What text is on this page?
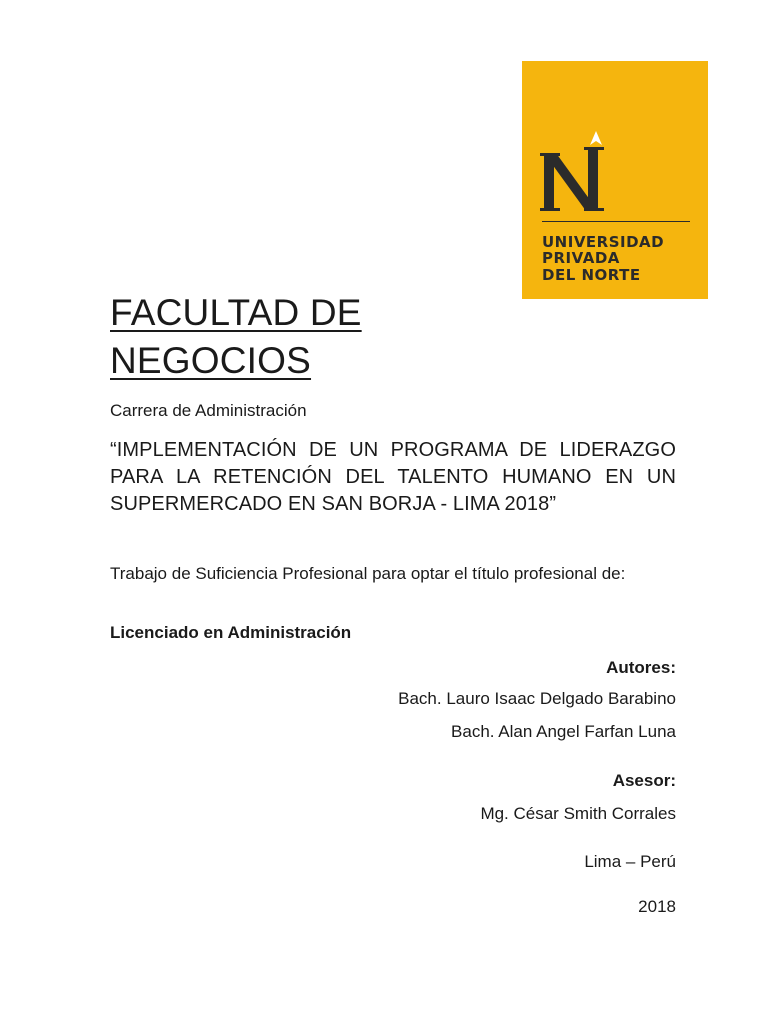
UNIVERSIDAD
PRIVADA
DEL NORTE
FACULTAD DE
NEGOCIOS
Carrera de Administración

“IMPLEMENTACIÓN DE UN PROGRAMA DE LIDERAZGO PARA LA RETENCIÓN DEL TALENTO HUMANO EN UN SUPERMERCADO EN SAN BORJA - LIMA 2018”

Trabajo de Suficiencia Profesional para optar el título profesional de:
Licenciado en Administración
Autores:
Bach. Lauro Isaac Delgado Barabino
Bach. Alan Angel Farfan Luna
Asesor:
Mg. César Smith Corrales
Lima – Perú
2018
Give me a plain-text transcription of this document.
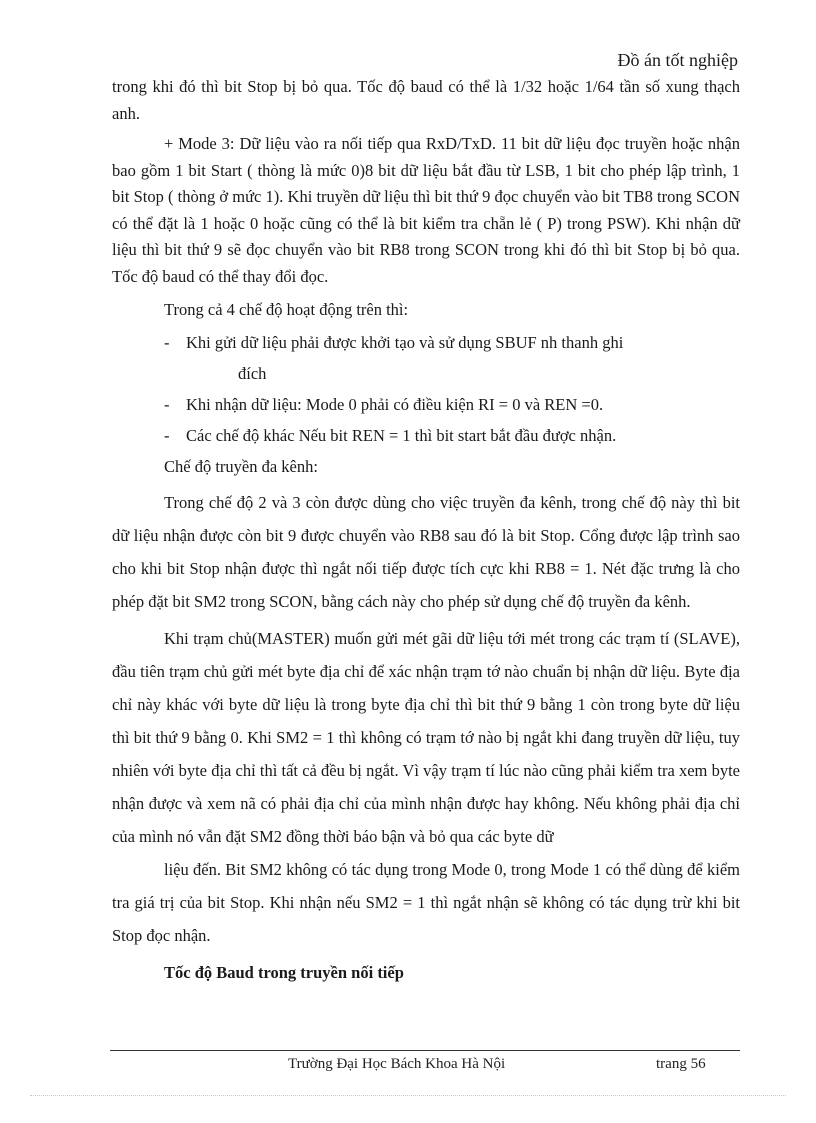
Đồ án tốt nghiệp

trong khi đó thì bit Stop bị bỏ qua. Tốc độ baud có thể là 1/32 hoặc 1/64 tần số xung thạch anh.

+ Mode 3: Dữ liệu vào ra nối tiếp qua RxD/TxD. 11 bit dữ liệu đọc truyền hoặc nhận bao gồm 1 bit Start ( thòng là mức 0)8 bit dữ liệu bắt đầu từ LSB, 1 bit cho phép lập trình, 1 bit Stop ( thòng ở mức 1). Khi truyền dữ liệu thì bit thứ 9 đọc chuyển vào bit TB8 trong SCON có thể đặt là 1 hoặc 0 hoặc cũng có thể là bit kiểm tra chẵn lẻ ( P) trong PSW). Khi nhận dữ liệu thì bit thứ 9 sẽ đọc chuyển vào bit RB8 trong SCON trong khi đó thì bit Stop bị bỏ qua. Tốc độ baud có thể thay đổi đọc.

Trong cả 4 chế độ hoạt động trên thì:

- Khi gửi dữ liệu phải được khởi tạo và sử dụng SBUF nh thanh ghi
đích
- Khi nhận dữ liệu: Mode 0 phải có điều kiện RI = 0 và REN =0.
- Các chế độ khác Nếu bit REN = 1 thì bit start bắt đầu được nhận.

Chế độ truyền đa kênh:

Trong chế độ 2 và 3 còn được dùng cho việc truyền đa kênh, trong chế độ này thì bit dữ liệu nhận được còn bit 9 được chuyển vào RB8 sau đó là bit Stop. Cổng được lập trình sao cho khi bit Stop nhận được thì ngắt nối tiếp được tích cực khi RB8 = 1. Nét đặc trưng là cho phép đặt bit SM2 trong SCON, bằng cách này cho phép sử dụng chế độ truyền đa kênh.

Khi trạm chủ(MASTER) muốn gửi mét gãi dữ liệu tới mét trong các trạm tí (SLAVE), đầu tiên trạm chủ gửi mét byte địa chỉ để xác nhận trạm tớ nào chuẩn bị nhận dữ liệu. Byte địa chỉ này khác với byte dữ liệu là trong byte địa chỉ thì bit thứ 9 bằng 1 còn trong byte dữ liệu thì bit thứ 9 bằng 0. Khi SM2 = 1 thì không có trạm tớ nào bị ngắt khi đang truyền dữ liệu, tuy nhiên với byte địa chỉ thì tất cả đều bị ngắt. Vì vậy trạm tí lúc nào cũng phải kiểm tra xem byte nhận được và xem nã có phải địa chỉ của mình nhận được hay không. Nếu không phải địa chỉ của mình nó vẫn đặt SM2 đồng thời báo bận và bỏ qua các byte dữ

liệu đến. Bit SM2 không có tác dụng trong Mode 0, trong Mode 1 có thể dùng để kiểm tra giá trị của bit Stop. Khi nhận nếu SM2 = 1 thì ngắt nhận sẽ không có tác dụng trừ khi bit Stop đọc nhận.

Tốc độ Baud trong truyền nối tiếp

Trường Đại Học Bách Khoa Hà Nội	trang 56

= Work to complete =
Only lines with the word "trình" should be collected from the material.

= Output of the exercise =
+ Mode 3: Dữ liệu vào ra nối tiếp qua RxD/TxD. 11 bit dữ liệu đọc truyền hoặc nhận bao gồm 1 bit Start ( thòng là mức 0)8 bit dữ liệu bắt đầu từ LSB, 1 bit cho phép lập trình, 1 bit Stop ( thòng ở mức 1). Khi truyền dữ liệu thì bit thứ 9 đọc chuyển vào bit TB8 trong SCON có thể đặt là 1 hoặc 0 hoặc cũng có thể là bit kiểm tra chẵn lẻ ( P) trong PSW). Khi nhận dữ liệu thì bit thứ 9 sẽ đọc chuyển vào bit RB8 trong SCON trong khi đó thì bit Stop bị bỏ qua. Tốc độ baud có thể thay đổi đọc.
Trong chế độ 2 và 3 còn được dùng cho việc truyền đa kênh, trong chế độ này thì bit dữ liệu nhận được còn bit 9 được chuyển vào RB8 sau đó là bit Stop. Cổng được lập trình sao cho khi bit Stop nhận được thì ngắt nối tiếp được tích cực khi RB8 = 1. Nét đặc trưng là cho phép đặt bit SM2 trong SCON, bằng cách này cho phép sử dụng chế độ truyền đa kênh.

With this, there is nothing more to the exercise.